Provide nothing but the number of lines containing the string "Covasna".

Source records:
____________________

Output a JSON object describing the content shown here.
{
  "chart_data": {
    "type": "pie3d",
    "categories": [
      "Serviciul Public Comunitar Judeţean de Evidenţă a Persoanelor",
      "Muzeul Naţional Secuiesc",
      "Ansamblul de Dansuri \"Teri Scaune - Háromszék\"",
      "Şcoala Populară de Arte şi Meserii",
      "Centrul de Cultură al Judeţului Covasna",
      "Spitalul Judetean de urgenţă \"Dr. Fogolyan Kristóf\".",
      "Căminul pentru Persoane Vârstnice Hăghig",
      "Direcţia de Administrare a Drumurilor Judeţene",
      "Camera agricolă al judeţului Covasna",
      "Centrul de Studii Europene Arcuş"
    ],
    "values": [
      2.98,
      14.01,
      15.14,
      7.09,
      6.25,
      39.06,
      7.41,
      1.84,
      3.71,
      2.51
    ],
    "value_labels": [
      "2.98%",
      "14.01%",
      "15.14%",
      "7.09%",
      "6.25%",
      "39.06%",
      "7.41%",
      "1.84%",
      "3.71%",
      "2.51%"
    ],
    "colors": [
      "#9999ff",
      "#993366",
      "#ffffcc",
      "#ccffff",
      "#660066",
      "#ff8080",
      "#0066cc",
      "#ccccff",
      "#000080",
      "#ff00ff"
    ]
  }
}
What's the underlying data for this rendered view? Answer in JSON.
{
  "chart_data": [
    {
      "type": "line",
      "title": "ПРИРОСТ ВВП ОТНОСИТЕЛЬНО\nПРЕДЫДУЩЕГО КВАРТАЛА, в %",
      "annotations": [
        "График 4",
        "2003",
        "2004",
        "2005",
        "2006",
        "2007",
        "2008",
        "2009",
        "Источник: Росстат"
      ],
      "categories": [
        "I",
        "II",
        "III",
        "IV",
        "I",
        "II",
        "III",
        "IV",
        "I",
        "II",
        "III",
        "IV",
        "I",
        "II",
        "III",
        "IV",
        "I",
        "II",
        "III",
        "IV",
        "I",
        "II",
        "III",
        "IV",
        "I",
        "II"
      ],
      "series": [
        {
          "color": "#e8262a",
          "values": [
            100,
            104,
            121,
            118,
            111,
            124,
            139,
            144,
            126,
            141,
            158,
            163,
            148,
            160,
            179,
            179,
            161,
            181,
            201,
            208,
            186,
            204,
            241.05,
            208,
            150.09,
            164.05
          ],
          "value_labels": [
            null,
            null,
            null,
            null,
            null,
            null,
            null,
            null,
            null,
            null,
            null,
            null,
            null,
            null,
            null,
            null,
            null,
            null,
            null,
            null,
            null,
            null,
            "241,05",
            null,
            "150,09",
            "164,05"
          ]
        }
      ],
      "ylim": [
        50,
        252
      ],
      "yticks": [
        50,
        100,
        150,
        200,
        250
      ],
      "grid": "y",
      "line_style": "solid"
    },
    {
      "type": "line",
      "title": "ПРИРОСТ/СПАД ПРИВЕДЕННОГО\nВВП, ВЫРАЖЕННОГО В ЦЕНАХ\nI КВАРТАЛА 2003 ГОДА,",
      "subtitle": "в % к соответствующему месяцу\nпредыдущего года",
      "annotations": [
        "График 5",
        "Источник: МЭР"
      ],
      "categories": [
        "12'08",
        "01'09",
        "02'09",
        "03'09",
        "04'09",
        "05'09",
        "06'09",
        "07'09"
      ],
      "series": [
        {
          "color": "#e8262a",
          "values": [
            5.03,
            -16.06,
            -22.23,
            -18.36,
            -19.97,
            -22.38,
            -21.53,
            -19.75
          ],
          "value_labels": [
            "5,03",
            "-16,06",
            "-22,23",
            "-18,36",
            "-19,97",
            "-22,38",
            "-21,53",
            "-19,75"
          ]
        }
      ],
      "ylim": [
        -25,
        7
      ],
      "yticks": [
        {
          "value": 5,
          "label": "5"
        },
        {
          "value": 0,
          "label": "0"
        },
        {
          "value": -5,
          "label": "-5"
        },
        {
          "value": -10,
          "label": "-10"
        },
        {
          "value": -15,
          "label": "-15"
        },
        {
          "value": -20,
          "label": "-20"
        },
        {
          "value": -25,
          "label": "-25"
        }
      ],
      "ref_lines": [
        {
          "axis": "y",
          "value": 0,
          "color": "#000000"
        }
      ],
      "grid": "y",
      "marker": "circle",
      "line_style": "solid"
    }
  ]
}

____________________

Reply: 2